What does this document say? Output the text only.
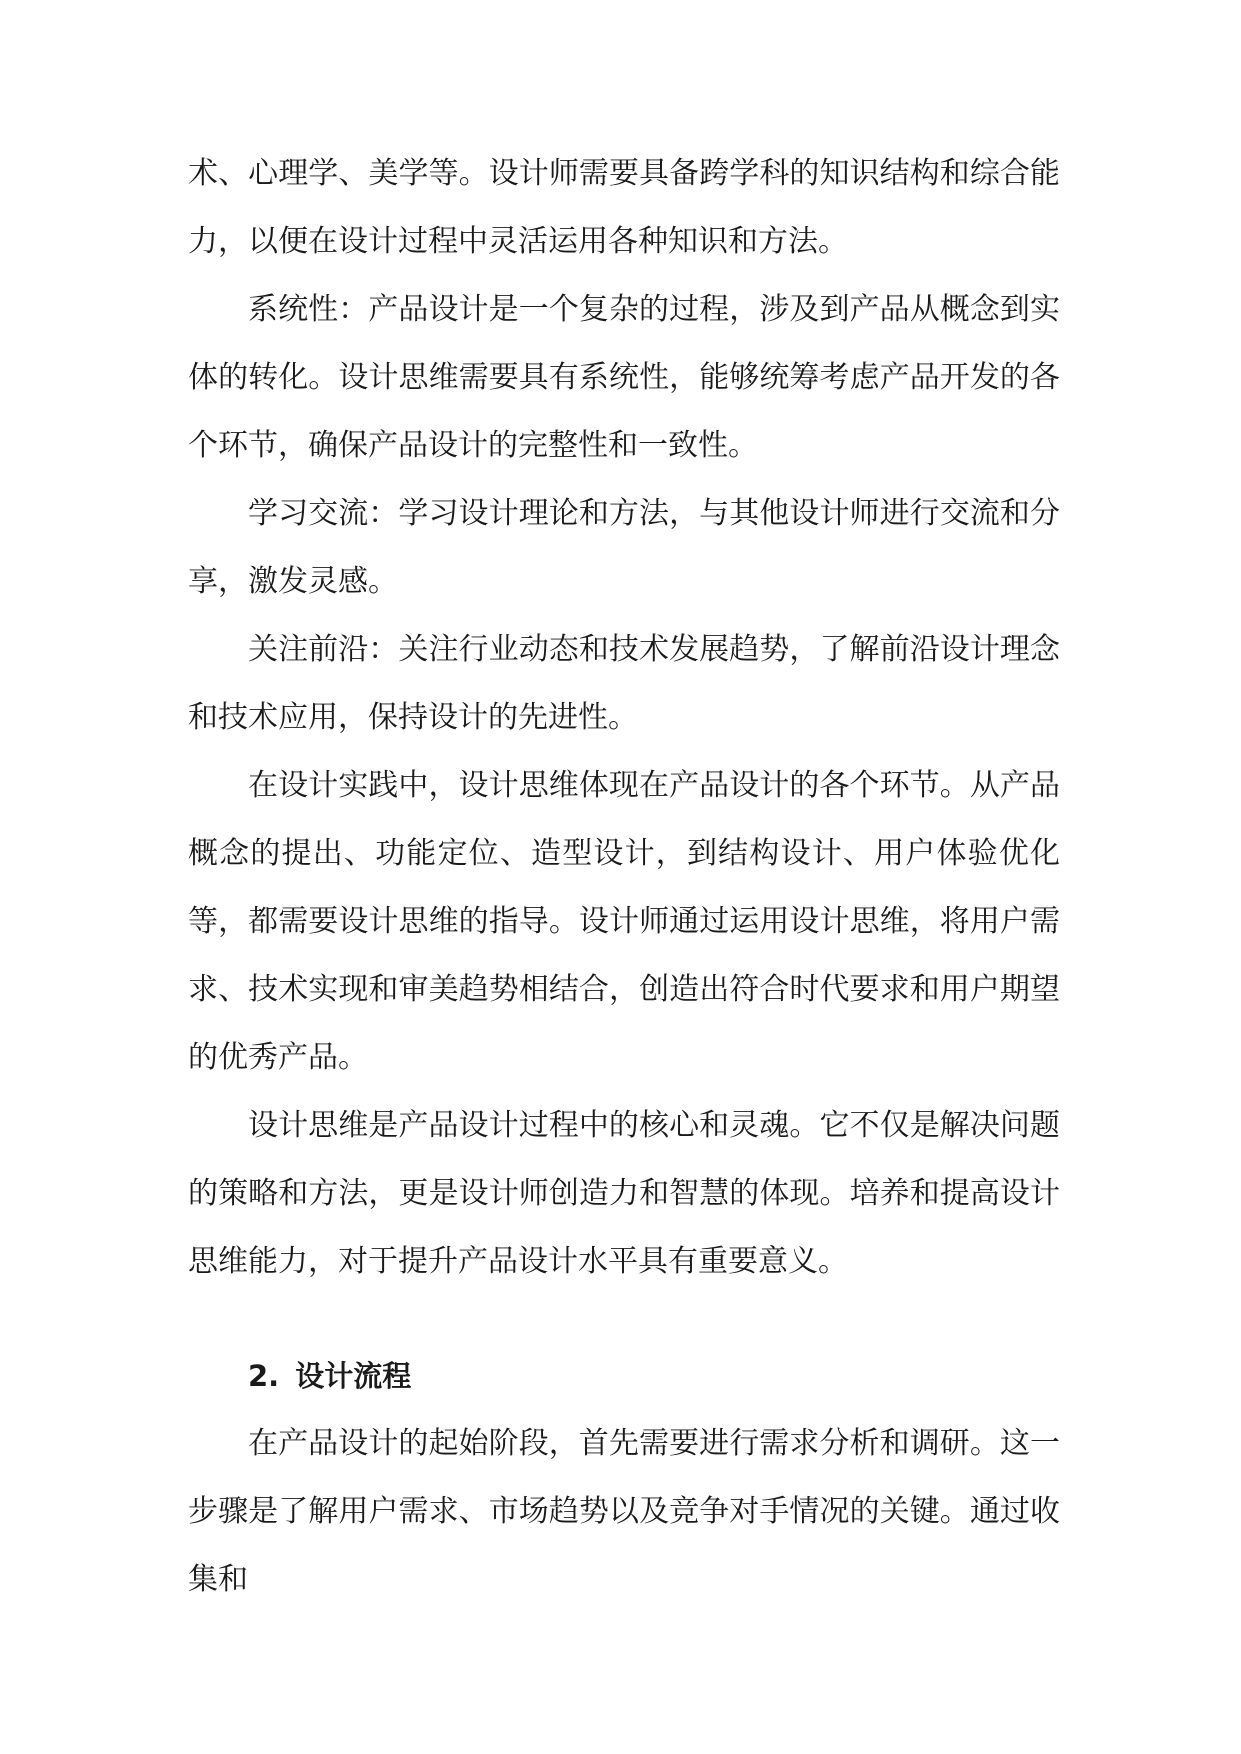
术、心理学、美学等。设计师需要具备跨学科的知识结构和综合能力，以便在设计过程中灵活运用各种知识和方法。

系统性：产品设计是一个复杂的过程，涉及到产品从概念到实体的转化。设计思维需要具有系统性，能够统筹考虑产品开发的各个环节，确保产品设计的完整性和一致性。

学习交流：学习设计理论和方法，与其他设计师进行交流和分享，激发灵感。

关注前沿：关注行业动态和技术发展趋势，了解前沿设计理念和技术应用，保持设计的先进性。

在设计实践中，设计思维体现在产品设计的各个环节。从产品概念的提出、功能定位、造型设计，到结构设计、用户体验优化等，都需要设计思维的指导。设计师通过运用设计思维，将用户需求、技术实现和审美趋势相结合，创造出符合时代要求和用户期望的优秀产品。

设计思维是产品设计过程中的核心和灵魂。它不仅是解决问题的策略和方法，更是设计师创造力和智慧的体现。培养和提高设计思维能力，对于提升产品设计水平具有重要意义。

2. 设计流程

在产品设计的起始阶段，首先需要进行需求分析和调研。这一步骤是了解用户需求、市场趋势以及竞争对手情况的关键。通过收集和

----------

§ **To do**
Transcribe the listing in full. Omit the pictures and keep every line exact.

§ **Result for this task**
What does this document say? Output the text only.
术、心理学、美学等。设计师需要具备跨学科的知识结构和综合能力，以便在设计过程中灵活运用各种知识和方法。

系统性：产品设计是一个复杂的过程，涉及到产品从概念到实体的转化。设计思维需要具有系统性，能够统筹考虑产品开发的各个环节，确保产品设计的完整性和一致性。

学习交流：学习设计理论和方法，与其他设计师进行交流和分享，激发灵感。

关注前沿：关注行业动态和技术发展趋势，了解前沿设计理念和技术应用，保持设计的先进性。

在设计实践中，设计思维体现在产品设计的各个环节。从产品概念的提出、功能定位、造型设计，到结构设计、用户体验优化等，都需要设计思维的指导。设计师通过运用设计思维，将用户需求、技术实现和审美趋势相结合，创造出符合时代要求和用户期望的优秀产品。

设计思维是产品设计过程中的核心和灵魂。它不仅是解决问题的策略和方法，更是设计师创造力和智慧的体现。培养和提高设计思维能力，对于提升产品设计水平具有重要意义。

2. 设计流程

在产品设计的起始阶段，首先需要进行需求分析和调研。这一步骤是了解用户需求、市场趋势以及竞争对手情况的关键。通过收集和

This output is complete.